**Task prompt**
Reproduce each line exactly.

[Entries with figure data]
* * * * *

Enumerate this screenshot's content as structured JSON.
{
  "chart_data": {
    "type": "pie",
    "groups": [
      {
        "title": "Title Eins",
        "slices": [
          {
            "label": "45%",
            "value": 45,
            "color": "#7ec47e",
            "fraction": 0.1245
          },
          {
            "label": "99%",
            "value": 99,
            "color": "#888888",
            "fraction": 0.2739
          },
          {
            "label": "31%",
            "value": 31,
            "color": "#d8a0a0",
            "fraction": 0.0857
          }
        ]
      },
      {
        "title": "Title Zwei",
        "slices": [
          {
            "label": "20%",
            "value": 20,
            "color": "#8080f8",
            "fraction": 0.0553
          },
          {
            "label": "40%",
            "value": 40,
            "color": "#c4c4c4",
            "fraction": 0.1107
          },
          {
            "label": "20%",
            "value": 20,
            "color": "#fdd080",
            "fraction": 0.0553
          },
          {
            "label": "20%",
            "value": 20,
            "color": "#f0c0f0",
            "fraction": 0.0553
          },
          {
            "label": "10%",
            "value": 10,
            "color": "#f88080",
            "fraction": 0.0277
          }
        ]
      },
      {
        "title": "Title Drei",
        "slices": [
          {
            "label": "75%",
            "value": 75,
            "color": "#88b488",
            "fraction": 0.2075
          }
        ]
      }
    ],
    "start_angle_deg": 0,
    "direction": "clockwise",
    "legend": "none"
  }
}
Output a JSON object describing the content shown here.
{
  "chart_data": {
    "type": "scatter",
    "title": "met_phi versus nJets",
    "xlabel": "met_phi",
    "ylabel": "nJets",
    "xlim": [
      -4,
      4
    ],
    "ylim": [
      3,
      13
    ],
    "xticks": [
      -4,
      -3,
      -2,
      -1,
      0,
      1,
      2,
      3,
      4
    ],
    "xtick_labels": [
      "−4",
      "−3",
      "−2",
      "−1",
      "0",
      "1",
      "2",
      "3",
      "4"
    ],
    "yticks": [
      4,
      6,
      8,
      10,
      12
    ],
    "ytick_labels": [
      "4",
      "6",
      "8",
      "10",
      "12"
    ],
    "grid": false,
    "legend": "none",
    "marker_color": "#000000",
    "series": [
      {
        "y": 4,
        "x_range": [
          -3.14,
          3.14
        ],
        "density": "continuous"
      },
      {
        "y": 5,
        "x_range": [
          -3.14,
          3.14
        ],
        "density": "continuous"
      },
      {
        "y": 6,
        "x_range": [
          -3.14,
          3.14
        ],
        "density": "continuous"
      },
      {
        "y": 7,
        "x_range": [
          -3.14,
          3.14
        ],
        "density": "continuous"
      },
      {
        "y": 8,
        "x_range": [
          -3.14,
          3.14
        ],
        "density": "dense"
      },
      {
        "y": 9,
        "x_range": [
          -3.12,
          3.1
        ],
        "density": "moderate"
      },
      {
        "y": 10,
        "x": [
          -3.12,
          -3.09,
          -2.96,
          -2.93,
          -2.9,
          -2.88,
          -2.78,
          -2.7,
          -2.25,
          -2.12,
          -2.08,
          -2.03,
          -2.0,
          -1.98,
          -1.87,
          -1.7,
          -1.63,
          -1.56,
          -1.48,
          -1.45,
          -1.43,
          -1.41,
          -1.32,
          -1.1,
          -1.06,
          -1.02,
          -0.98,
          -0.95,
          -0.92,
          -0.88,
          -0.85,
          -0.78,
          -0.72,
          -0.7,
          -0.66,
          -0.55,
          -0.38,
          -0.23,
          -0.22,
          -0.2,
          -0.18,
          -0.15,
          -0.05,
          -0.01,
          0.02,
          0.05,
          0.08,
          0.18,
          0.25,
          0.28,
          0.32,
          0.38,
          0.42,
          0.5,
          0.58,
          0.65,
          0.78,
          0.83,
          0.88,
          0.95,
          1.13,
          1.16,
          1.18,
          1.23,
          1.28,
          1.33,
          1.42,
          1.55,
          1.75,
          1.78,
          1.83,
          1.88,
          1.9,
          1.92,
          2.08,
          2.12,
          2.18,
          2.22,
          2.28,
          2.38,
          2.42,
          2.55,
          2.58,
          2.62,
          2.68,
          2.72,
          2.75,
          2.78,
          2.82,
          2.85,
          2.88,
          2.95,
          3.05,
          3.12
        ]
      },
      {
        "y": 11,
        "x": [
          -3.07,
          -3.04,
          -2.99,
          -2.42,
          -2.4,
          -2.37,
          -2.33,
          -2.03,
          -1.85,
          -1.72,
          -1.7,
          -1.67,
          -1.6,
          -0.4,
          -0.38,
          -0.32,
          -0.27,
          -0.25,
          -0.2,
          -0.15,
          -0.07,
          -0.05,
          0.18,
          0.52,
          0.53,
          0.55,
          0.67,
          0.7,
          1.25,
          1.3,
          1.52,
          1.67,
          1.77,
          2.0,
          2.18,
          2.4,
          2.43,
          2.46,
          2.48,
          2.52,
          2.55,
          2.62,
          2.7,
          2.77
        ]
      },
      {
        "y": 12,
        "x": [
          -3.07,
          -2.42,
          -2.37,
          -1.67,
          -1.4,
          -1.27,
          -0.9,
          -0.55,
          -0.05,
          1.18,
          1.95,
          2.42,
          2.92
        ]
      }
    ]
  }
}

* * * * *

**Reply**
Enumerate this screenshot's content as structured JSON.
{
  "chart_data": {
    "type": "pie",
    "groups": [
      {
        "title": "Title Eins",
        "slices": [
          {
            "label": "45%",
            "value": 45,
            "color": "#7ec47e",
            "fraction": 0.1245
          },
          {
            "label": "99%",
            "value": 99,
            "color": "#888888",
            "fraction": 0.2739
          },
          {
            "label": "31%",
            "value": 31,
            "color": "#d8a0a0",
            "fraction": 0.0857
          }
        ]
      },
      {
        "title": "Title Zwei",
        "slices": [
          {
            "label": "20%",
            "value": 20,
            "color": "#8080f8",
            "fraction": 0.0553
          },
          {
            "label": "40%",
            "value": 40,
            "color": "#c4c4c4",
            "fraction": 0.1107
          },
          {
            "label": "20%",
            "value": 20,
            "color": "#fdd080",
            "fraction": 0.0553
          },
          {
            "label": "20%",
            "value": 20,
            "color": "#f0c0f0",
            "fraction": 0.0553
          },
          {
            "label": "10%",
            "value": 10,
            "color": "#f88080",
            "fraction": 0.0277
          }
        ]
      },
      {
        "title": "Title Drei",
        "slices": [
          {
            "label": "75%",
            "value": 75,
            "color": "#88b488",
            "fraction": 0.2075
          }
        ]
      }
    ],
    "start_angle_deg": 0,
    "direction": "clockwise",
    "legend": "none"
  }
}
Output a JSON object describing the content shown here.
{
  "chart_data": {
    "type": "scatter",
    "title": "met_phi versus nJets",
    "xlabel": "met_phi",
    "ylabel": "nJets",
    "xlim": [
      -4,
      4
    ],
    "ylim": [
      3,
      13
    ],
    "xticks": [
      -4,
      -3,
      -2,
      -1,
      0,
      1,
      2,
      3,
      4
    ],
    "xtick_labels": [
      "−4",
      "−3",
      "−2",
      "−1",
      "0",
      "1",
      "2",
      "3",
      "4"
    ],
    "yticks": [
      4,
      6,
      8,
      10,
      12
    ],
    "ytick_labels": [
      "4",
      "6",
      "8",
      "10",
      "12"
    ],
    "grid": false,
    "legend": "none",
    "marker_color": "#000000",
    "series": [
      {
        "y": 4,
        "x_range": [
          -3.14,
          3.14
        ],
        "density": "continuous"
      },
      {
        "y": 5,
        "x_range": [
          -3.14,
          3.14
        ],
        "density": "continuous"
      },
      {
        "y": 6,
        "x_range": [
          -3.14,
          3.14
        ],
        "density": "continuous"
      },
      {
        "y": 7,
        "x_range": [
          -3.14,
          3.14
        ],
        "density": "continuous"
      },
      {
        "y": 8,
        "x_range": [
          -3.14,
          3.14
        ],
        "density": "dense"
      },
      {
        "y": 9,
        "x_range": [
          -3.12,
          3.1
        ],
        "density": "moderate"
      },
      {
        "y": 10,
        "x": [
          -3.12,
          -3.09,
          -2.96,
          -2.93,
          -2.9,
          -2.88,
          -2.78,
          -2.7,
          -2.25,
          -2.12,
          -2.08,
          -2.03,
          -2.0,
          -1.98,
          -1.87,
          -1.7,
          -1.63,
          -1.56,
          -1.48,
          -1.45,
          -1.43,
          -1.41,
          -1.32,
          -1.1,
          -1.06,
          -1.02,
          -0.98,
          -0.95,
          -0.92,
          -0.88,
          -0.85,
          -0.78,
          -0.72,
          -0.7,
          -0.66,
          -0.55,
          -0.38,
          -0.23,
          -0.22,
          -0.2,
          -0.18,
          -0.15,
          -0.05,
          -0.01,
          0.02,
          0.05,
          0.08,
          0.18,
          0.25,
          0.28,
          0.32,
          0.38,
          0.42,
          0.5,
          0.58,
          0.65,
          0.78,
          0.83,
          0.88,
          0.95,
          1.13,
          1.16,
          1.18,
          1.23,
          1.28,
          1.33,
          1.42,
          1.55,
          1.75,
          1.78,
          1.83,
          1.88,
          1.9,
          1.92,
          2.08,
          2.12,
          2.18,
          2.22,
          2.28,
          2.38,
          2.42,
          2.55,
          2.58,
          2.62,
          2.68,
          2.72,
          2.75,
          2.78,
          2.82,
          2.85,
          2.88,
          2.95,
          3.05,
          3.12
        ]
      },
      {
        "y": 11,
        "x": [
          -3.07,
          -3.04,
          -2.99,
          -2.42,
          -2.4,
          -2.37,
          -2.33,
          -2.03,
          -1.85,
          -1.72,
          -1.7,
          -1.67,
          -1.6,
          -0.4,
          -0.38,
          -0.32,
          -0.27,
          -0.25,
          -0.2,
          -0.15,
          -0.07,
          -0.05,
          0.18,
          0.52,
          0.53,
          0.55,
          0.67,
          0.7,
          1.25,
          1.3,
          1.52,
          1.67,
          1.77,
          2.0,
          2.18,
          2.4,
          2.43,
          2.46,
          2.48,
          2.52,
          2.55,
          2.62,
          2.7,
          2.77
        ]
      },
      {
        "y": 12,
        "x": [
          -3.07,
          -2.42,
          -2.37,
          -1.67,
          -1.4,
          -1.27,
          -0.9,
          -0.55,
          -0.05,
          1.18,
          1.95,
          2.42,
          2.92
        ]
      }
    ]
  }
}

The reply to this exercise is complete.